• Dataset extract:
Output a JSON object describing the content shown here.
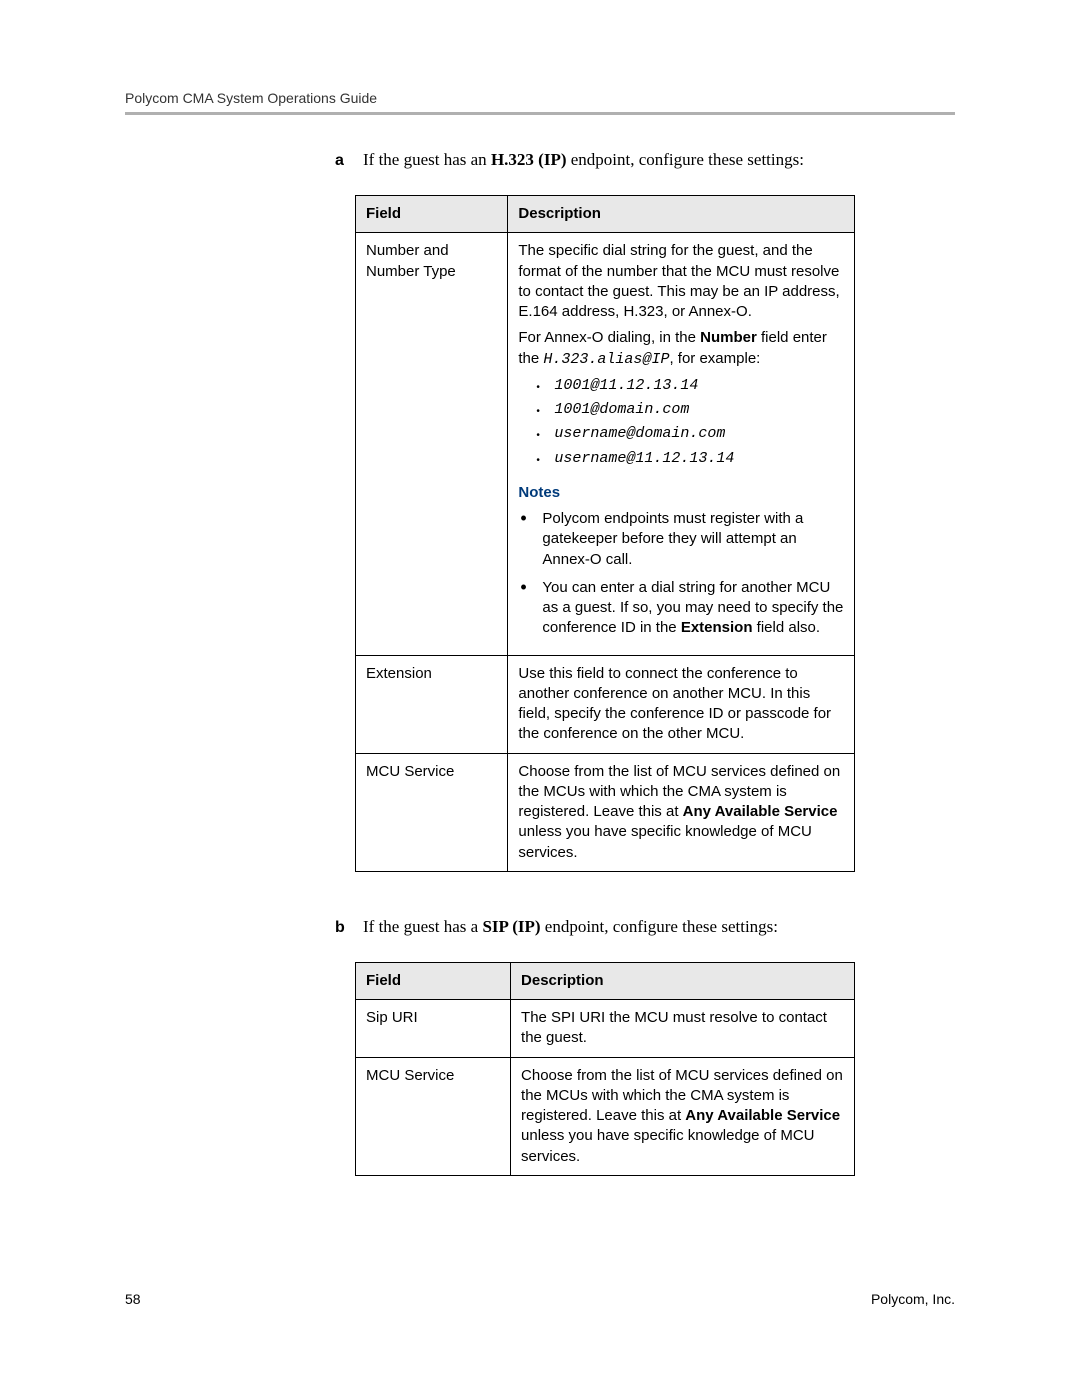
{
  "header": {
    "title": "Polycom CMA System Operations Guide"
  },
  "section_a": {
    "label": "a",
    "text_before": "If the guest has an ",
    "bold": "H.323 (IP)",
    "text_after": " endpoint, configure these settings:",
    "table": {
      "header_field": "Field",
      "header_desc": "Description",
      "rows": [
        {
          "field": "Number and Number Type",
          "p1": "The specific dial string for the guest, and the format of the number that the MCU must resolve to contact the guest. This may be an IP address, E.164 address, H.323, or Annex-O.",
          "p2_before": "For Annex-O dialing, in the ",
          "p2_bold": "Number",
          "p2_mid": " field enter the ",
          "p2_mono": "H.323.alias@IP",
          "p2_after": ", for example:",
          "examples": [
            "1001@11.12.13.14",
            "1001@domain.com",
            "username@domain.com",
            "username@11.12.13.14"
          ],
          "notes_heading": "Notes",
          "notes": [
            {
              "text": "Polycom endpoints must register with a gatekeeper before they will attempt an Annex-O call."
            },
            {
              "before": "You can enter a dial string for another MCU as a guest. If so, you may need to specify the conference ID in the ",
              "bold": "Extension",
              "after": " field also."
            }
          ]
        },
        {
          "field": "Extension",
          "desc": "Use this field to connect the conference to another conference on another MCU. In this field, specify the conference ID or passcode for the conference on the other MCU."
        },
        {
          "field": "MCU Service",
          "desc_before": "Choose from the list of MCU services defined on the MCUs with which the CMA system is registered. Leave this at ",
          "desc_bold": "Any Available Service",
          "desc_after": " unless you have specific knowledge of MCU services."
        }
      ]
    }
  },
  "section_b": {
    "label": "b",
    "text_before": "If the guest has a ",
    "bold": "SIP (IP)",
    "text_after": " endpoint, configure these settings:",
    "table": {
      "header_field": "Field",
      "header_desc": "Description",
      "rows": [
        {
          "field": "Sip URI",
          "desc": "The SPI URI the MCU must resolve to contact the guest."
        },
        {
          "field": "MCU Service",
          "desc_before": "Choose from the list of MCU services defined on the MCUs with which the CMA system is registered. Leave this at ",
          "desc_bold": "Any Available Service",
          "desc_after": " unless you have specific knowledge of MCU services."
        }
      ]
    }
  },
  "footer": {
    "page": "58",
    "company": "Polycom, Inc."
  }
}
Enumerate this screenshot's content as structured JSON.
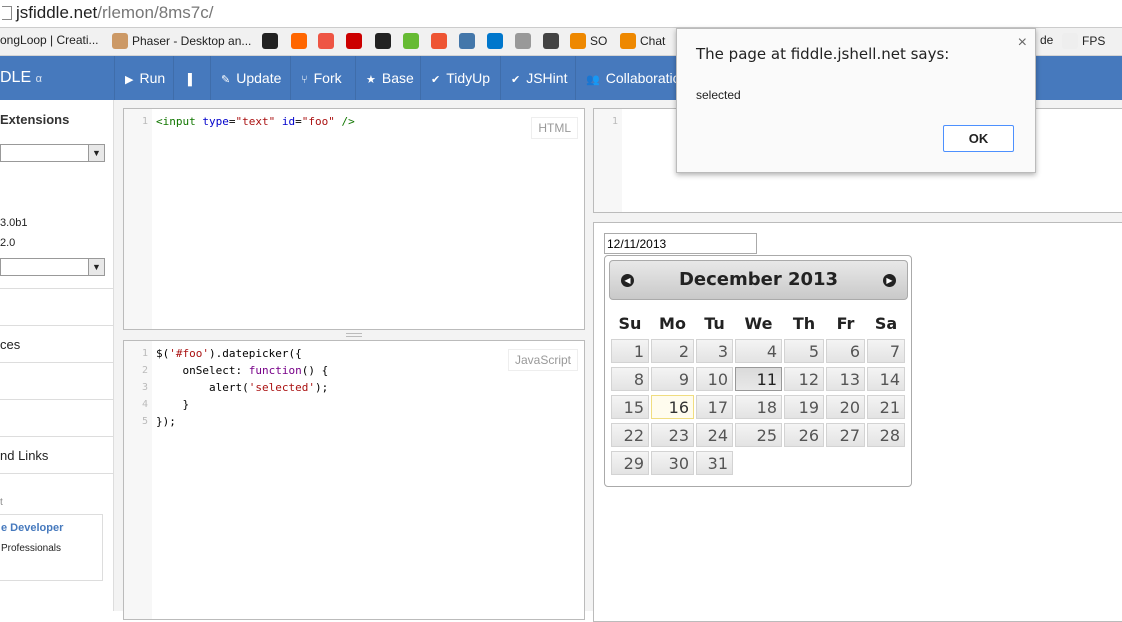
{
  "browser": {
    "url_host": "jsfiddle.net",
    "url_path": "/rlemon/8ms7c/"
  },
  "bookmarks": [
    {
      "label": "ongLoop | Creati...",
      "icon": "page-icon"
    },
    {
      "label": "Phaser - Desktop an...",
      "icon": "phaser-icon"
    },
    {
      "label": "",
      "icon": "github-icon"
    },
    {
      "label": "",
      "icon": "grooveshark-icon"
    },
    {
      "label": "",
      "icon": "play-icon"
    },
    {
      "label": "",
      "icon": "netflix-icon"
    },
    {
      "label": "",
      "icon": "steam-icon"
    },
    {
      "label": "",
      "icon": "plane-icon"
    },
    {
      "label": "",
      "icon": "ask-icon"
    },
    {
      "label": "",
      "icon": "stack-icon"
    },
    {
      "label": "",
      "icon": "trello-icon"
    },
    {
      "label": "",
      "icon": "reddit-icon"
    },
    {
      "label": "",
      "icon": "codepen-icon"
    },
    {
      "label": "SO",
      "icon": "stackoverflow-icon"
    },
    {
      "label": "Chat",
      "icon": "stackoverflow-icon"
    },
    {
      "label": "de",
      "icon": ""
    },
    {
      "label": "FPS",
      "icon": "page-icon"
    }
  ],
  "toolbar": {
    "logo": "DLE",
    "logo_suffix": "α",
    "buttons": [
      {
        "label": "Run",
        "icon": "▶"
      },
      {
        "label": "",
        "icon": "▐"
      },
      {
        "label": "Update",
        "icon": "✎"
      },
      {
        "label": "Fork",
        "icon": "⑂"
      },
      {
        "label": "Base",
        "icon": "★"
      },
      {
        "label": "TidyUp",
        "icon": "✔"
      },
      {
        "label": "JSHint",
        "icon": "✔"
      },
      {
        "label": "Collaboration",
        "icon": "👥"
      }
    ]
  },
  "sidebar": {
    "heading": "Extensions",
    "lib1": "3.0b1",
    "lib2": "2.0",
    "items": [
      "ces",
      "nd Links"
    ],
    "ad_small": "t",
    "ad_title": "e Developer",
    "ad_text": "Professionals"
  },
  "html_panel": {
    "label": "HTML",
    "lines": [
      "1"
    ]
  },
  "js_panel": {
    "label": "JavaScript",
    "lines": [
      "1",
      "2",
      "3",
      "4",
      "5"
    ]
  },
  "css_panel": {
    "lines": [
      "1"
    ]
  },
  "datepicker": {
    "input_value": "12/11/2013",
    "title": "December 2013",
    "prev": "◀",
    "next": "▶",
    "weekdays": [
      "Su",
      "Mo",
      "Tu",
      "We",
      "Th",
      "Fr",
      "Sa"
    ],
    "weeks": [
      [
        "1",
        "2",
        "3",
        "4",
        "5",
        "6",
        "7"
      ],
      [
        "8",
        "9",
        "10",
        "11",
        "12",
        "13",
        "14"
      ],
      [
        "15",
        "16",
        "17",
        "18",
        "19",
        "20",
        "21"
      ],
      [
        "22",
        "23",
        "24",
        "25",
        "26",
        "27",
        "28"
      ],
      [
        "29",
        "30",
        "31",
        "",
        "",
        "",
        ""
      ]
    ],
    "selected": "11",
    "today": "16"
  },
  "dialog": {
    "title": "The page at fiddle.jshell.net says:",
    "message": "selected",
    "ok": "OK",
    "close": "×"
  }
}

• Work required: Check each line of the records for the word "contact" and extract those that contain it.

• In response:
          "p1": "The specific dial string for the guest, and the format of the number that the MCU must resolve to contact the guest. This may be an IP address, E.164 address, H.323, or Annex-O.",
          "desc": "The SPI URI the MCU must resolve to contact the guest."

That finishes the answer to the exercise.